* **Exercise inputs**:
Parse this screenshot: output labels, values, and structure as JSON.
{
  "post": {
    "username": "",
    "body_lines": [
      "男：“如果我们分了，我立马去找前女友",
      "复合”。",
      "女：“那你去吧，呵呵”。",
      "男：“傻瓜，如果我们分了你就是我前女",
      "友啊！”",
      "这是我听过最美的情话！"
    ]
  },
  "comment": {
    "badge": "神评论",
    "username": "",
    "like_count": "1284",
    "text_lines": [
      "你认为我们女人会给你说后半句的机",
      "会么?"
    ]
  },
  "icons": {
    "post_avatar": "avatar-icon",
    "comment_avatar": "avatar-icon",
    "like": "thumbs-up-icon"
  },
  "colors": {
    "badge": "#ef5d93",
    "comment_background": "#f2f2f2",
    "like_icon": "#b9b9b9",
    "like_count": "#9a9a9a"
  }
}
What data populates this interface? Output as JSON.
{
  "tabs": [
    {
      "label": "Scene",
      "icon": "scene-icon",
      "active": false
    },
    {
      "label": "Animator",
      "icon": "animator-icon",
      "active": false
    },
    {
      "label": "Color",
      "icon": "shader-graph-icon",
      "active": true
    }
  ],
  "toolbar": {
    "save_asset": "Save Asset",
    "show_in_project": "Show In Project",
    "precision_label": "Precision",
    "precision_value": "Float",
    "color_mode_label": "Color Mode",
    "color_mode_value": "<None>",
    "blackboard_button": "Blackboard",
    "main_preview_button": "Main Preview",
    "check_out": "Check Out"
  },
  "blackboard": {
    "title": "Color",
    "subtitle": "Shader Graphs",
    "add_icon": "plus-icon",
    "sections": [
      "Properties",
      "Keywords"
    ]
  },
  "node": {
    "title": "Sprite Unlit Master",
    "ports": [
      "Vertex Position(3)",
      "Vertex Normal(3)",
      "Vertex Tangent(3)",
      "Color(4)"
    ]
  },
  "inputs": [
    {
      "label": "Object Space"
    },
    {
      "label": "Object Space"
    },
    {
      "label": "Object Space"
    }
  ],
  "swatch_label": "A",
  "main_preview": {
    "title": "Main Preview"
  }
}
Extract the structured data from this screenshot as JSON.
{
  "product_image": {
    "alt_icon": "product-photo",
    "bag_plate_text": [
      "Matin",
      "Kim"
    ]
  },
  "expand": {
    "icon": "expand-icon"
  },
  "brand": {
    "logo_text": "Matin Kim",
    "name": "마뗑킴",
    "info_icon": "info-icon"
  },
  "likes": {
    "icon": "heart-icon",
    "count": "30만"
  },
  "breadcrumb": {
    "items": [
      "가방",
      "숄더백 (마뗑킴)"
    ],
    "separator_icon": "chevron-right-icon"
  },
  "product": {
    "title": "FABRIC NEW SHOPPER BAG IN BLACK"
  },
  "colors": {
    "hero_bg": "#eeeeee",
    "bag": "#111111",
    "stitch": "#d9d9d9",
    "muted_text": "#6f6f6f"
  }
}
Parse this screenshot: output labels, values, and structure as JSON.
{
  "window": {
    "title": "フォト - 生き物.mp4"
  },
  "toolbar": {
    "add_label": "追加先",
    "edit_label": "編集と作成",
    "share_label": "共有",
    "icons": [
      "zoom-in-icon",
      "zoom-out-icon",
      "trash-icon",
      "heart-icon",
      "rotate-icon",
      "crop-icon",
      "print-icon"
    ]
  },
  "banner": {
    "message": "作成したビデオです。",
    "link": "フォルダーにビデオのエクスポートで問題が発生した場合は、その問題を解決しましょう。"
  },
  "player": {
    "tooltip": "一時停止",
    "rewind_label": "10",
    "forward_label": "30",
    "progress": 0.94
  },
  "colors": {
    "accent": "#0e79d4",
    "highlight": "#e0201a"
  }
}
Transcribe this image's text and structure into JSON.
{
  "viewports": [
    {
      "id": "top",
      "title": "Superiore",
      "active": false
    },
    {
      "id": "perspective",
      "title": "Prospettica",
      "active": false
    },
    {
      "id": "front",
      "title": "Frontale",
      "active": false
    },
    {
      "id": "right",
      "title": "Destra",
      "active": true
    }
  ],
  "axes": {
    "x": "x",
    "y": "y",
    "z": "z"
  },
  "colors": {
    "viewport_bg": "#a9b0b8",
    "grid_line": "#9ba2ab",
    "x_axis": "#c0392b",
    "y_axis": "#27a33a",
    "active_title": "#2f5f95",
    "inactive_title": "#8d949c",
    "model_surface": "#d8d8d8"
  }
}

* **To be done**:
In the listing above, find the line with "Transcribe this image's" and set down that line and all after it exactly, through the final line.

* **Response**:
Transcribe this image's text and structure into JSON.
{
  "viewports": [
    {
      "id": "top",
      "title": "Superiore",
      "active": false
    },
    {
      "id": "perspective",
      "title": "Prospettica",
      "active": false
    },
    {
      "id": "front",
      "title": "Frontale",
      "active": false
    },
    {
      "id": "right",
      "title": "Destra",
      "active": true
    }
  ],
  "axes": {
    "x": "x",
    "y": "y",
    "z": "z"
  },
  "colors": {
    "viewport_bg": "#a9b0b8",
    "grid_line": "#9ba2ab",
    "x_axis": "#c0392b",
    "y_axis": "#27a33a",
    "active_title": "#2f5f95",
    "inactive_title": "#8d949c",
    "model_surface": "#d8d8d8"
  }
}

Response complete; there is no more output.